Gather the lines below that include the string "PAHs", copying each in full.

-- RECORD LIST start --

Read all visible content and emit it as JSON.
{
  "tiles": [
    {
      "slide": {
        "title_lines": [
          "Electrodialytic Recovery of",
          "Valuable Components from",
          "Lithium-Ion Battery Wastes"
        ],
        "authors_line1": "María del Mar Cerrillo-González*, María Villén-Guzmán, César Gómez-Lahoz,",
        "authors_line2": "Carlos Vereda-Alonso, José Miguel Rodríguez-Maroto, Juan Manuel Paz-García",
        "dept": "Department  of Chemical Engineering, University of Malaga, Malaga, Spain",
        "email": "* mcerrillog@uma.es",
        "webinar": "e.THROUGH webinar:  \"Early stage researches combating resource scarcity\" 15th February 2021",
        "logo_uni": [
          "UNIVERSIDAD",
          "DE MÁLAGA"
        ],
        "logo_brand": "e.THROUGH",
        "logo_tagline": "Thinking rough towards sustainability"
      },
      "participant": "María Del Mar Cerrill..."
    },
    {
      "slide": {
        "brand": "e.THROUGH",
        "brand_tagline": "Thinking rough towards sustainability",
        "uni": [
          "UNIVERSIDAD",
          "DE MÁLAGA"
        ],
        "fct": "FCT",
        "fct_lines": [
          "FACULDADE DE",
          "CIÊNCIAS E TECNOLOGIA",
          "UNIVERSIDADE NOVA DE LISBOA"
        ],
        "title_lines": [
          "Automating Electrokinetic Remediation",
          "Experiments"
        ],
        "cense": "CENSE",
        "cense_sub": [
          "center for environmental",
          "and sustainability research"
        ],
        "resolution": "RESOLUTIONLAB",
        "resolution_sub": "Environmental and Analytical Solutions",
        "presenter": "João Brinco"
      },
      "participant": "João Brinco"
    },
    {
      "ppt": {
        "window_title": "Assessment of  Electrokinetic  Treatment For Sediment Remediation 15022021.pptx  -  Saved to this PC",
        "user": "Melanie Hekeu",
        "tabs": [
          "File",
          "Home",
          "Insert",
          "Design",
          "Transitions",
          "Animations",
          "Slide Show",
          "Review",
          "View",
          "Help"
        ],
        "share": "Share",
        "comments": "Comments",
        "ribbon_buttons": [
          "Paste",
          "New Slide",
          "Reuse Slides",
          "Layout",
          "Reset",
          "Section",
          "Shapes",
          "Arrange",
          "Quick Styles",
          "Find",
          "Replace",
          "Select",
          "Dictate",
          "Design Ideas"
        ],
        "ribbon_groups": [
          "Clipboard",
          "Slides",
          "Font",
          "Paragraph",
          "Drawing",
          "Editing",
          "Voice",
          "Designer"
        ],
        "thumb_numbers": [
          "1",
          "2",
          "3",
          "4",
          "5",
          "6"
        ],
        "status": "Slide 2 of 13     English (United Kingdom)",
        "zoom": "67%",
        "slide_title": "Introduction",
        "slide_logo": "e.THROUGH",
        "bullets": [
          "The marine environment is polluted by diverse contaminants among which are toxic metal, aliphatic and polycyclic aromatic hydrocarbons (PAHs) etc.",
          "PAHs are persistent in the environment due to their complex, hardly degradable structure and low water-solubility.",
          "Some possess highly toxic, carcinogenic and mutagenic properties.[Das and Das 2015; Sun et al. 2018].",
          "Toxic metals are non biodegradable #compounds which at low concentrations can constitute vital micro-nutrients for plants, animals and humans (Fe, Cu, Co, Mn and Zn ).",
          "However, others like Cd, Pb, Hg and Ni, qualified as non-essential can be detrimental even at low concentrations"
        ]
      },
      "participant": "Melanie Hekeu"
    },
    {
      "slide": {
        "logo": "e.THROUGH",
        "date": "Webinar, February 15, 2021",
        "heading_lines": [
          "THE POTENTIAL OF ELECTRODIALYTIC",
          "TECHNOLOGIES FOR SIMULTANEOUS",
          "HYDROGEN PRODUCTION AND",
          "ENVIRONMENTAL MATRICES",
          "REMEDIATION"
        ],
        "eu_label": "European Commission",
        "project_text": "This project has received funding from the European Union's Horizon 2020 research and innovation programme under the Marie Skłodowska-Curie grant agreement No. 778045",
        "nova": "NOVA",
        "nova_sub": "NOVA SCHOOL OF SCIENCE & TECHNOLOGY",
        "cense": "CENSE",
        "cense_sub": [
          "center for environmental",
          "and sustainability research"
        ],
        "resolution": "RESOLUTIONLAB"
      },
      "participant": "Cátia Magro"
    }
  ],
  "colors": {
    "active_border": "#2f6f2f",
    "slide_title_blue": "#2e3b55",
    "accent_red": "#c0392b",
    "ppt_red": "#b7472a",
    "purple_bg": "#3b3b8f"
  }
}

-- RECORD LIST end --

• _REPLY TO THE TASK_:
          "The marine environment is polluted by diverse contaminants among which are toxic metal, aliphatic and polycyclic aromatic hydrocarbons (PAHs) etc.",
          "PAHs are persistent in the environment due to their complex, hardly degradable structure and low water-solubility.",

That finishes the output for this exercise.